# Data
═══

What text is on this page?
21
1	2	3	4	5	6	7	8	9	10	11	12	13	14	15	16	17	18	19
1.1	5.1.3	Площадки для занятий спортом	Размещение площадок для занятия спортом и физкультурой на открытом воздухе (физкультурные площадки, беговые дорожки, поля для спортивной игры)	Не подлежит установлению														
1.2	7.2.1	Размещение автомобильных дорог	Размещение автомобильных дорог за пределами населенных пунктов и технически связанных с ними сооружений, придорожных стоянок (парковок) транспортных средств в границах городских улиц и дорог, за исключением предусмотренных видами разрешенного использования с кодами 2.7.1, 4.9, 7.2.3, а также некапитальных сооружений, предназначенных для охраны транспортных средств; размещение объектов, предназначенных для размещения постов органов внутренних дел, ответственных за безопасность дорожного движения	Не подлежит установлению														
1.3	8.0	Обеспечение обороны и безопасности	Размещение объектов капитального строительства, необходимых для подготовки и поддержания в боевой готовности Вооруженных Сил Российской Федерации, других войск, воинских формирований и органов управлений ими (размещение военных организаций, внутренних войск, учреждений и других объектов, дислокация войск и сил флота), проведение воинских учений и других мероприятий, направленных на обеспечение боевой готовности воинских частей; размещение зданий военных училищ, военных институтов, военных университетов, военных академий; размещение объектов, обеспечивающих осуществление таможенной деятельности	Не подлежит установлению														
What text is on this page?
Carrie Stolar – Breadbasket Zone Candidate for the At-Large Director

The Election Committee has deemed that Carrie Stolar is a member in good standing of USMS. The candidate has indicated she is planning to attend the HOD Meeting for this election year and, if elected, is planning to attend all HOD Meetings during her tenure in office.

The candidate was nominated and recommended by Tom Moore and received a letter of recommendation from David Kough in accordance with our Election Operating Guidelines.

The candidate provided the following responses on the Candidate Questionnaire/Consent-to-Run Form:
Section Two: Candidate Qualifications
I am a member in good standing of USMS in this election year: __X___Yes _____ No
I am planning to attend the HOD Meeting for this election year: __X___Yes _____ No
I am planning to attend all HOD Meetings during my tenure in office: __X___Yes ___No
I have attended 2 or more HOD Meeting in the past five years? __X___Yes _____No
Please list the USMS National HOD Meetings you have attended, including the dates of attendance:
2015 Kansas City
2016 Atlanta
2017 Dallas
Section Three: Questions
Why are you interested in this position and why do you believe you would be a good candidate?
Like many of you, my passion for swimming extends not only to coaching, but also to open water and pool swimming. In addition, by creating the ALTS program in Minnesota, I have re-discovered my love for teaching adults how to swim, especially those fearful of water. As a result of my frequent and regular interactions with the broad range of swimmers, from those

═══

# Description of the task
Select and copy every line of the material that holds the string "USMS".

# Task result
The Election Committee has deemed that Carrie Stolar is a member in good standing of USMS. The candidate has indicated she is planning to attend the HOD Meeting for this election year and, if elected, is planning to attend all HOD Meetings during her tenure in office.
I am a member in good standing of USMS in this election year: __X___Yes _____ No
Please list the USMS National HOD Meetings you have attended, including the dates of attendance:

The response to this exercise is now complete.